## What needs to be done
Go through the records and show each line where the word "Wójt" occurs.

**** Task material

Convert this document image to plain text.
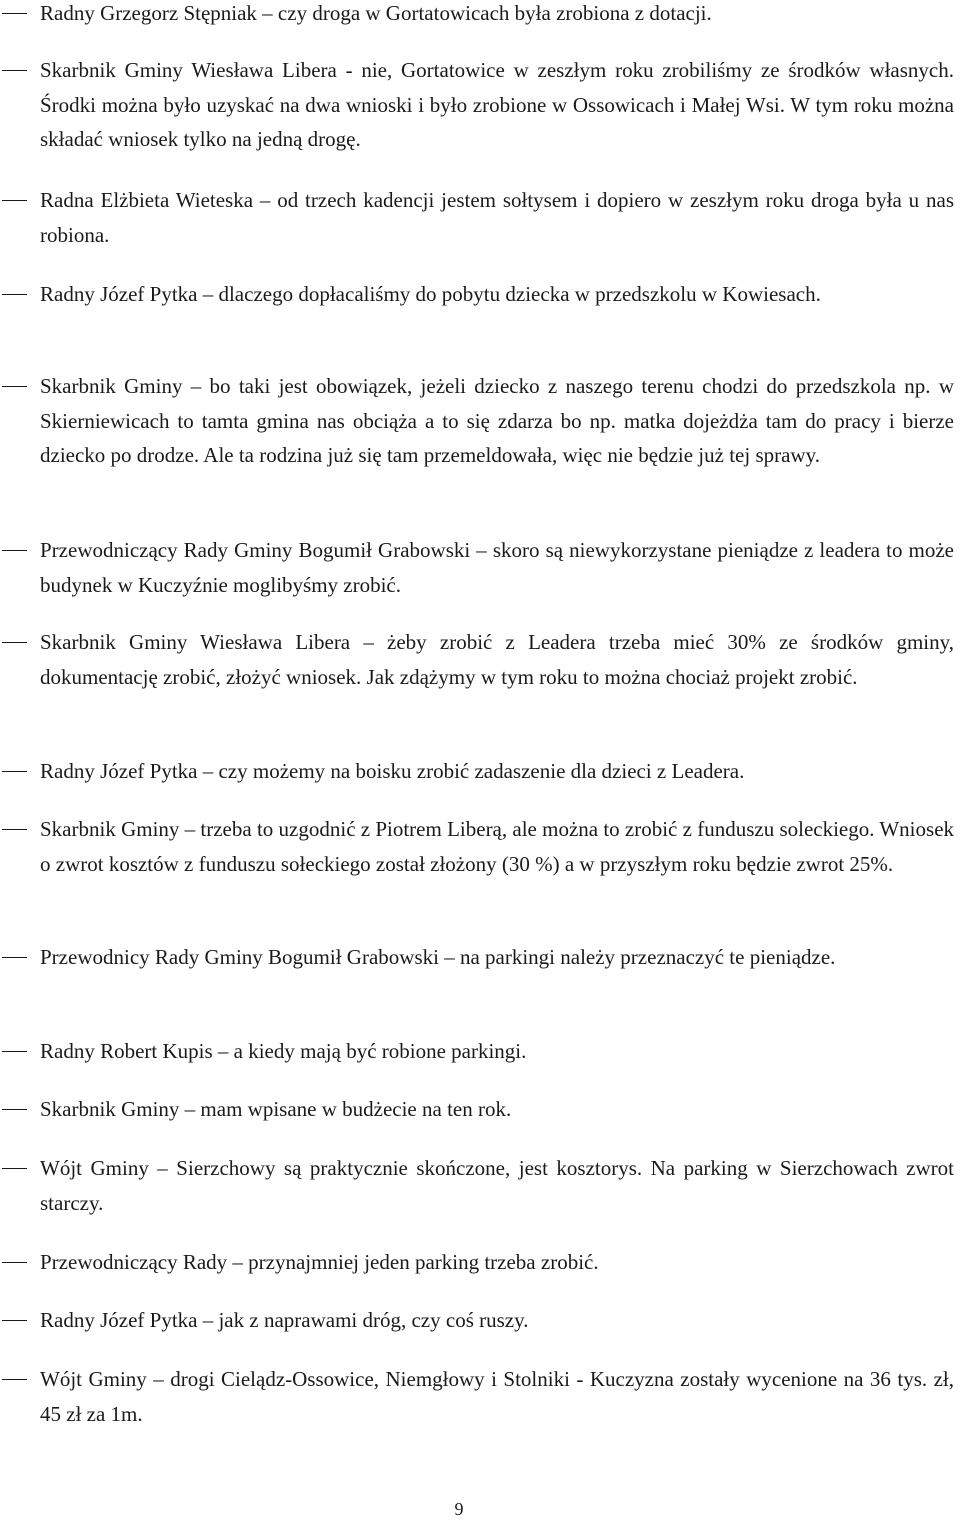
Radny Grzegorz Stępniak – czy droga w Gortatowicach była zrobiona z dotacji.
Skarbnik Gminy Wiesława Libera - nie, Gortatowice w zeszłym roku zrobiliśmy ze środków własnych. Środki można było uzyskać na dwa wnioski i było zrobione w Ossowicach i Małej Wsi. W tym roku można składać wniosek tylko na jedną drogę.
Radna Elżbieta Wieteska – od trzech kadencji jestem sołtysem i dopiero w zeszłym roku droga była u nas robiona.
Radny Józef Pytka – dlaczego dopłacaliśmy do pobytu dziecka w przedszkolu w Kowiesach.
Skarbnik Gminy – bo taki jest obowiązek, jeżeli dziecko z naszego terenu chodzi do przedszkola np. w Skierniewicach to tamta gmina nas obciąża a to się zdarza bo np. matka dojeżdża tam do pracy i bierze dziecko po drodze. Ale ta rodzina już się tam przemeldowała, więc nie będzie już tej sprawy.
Przewodniczący Rady Gminy Bogumił Grabowski – skoro są niewykorzystane pieniądze z leadera to może budynek w Kuczyźnie moglibyśmy zrobić.
Skarbnik Gminy Wiesława Libera – żeby zrobić z Leadera trzeba mieć 30% ze środków gminy, dokumentację zrobić, złożyć wniosek. Jak zdążymy w tym roku to można chociaż projekt zrobić.
Radny Józef Pytka – czy możemy na boisku zrobić zadaszenie dla dzieci z Leadera.
Skarbnik Gminy – trzeba to uzgodnić z Piotrem Liberą, ale można to zrobić z funduszu soleckiego. Wniosek o zwrot kosztów z funduszu sołeckiego został złożony (30 %) a w przyszłym roku będzie zwrot 25%.
Przewodnicy Rady Gminy Bogumił Grabowski – na parkingi należy przeznaczyć te pieniądze.
Radny Robert Kupis – a kiedy mają być robione parkingi.
Skarbnik Gminy – mam wpisane w budżecie na ten rok.
Wójt Gminy – Sierzchowy są praktycznie skończone, jest kosztorys. Na parking w Sierzchowach zwrot starczy.
Przewodniczący Rady – przynajmniej jeden parking trzeba zrobić.
Radny Józef Pytka – jak z naprawami dróg, czy coś ruszy.
Wójt Gminy – drogi Cielądz-Ossowice, Niemgłowy i Stolniki - Kuczyzna zostały wycenione na 36 tys. zł, 45 zł za 1m.
9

********

## Exercise response
Wójt Gminy – Sierzchowy są praktycznie skończone, jest kosztorys. Na parking w Sierzchowach zwrot starczy.
Wójt Gminy – drogi Cielądz-Ossowice, Niemgłowy i Stolniki - Kuczyzna zostały wycenione na 36 tys. zł, 45 zł za 1m.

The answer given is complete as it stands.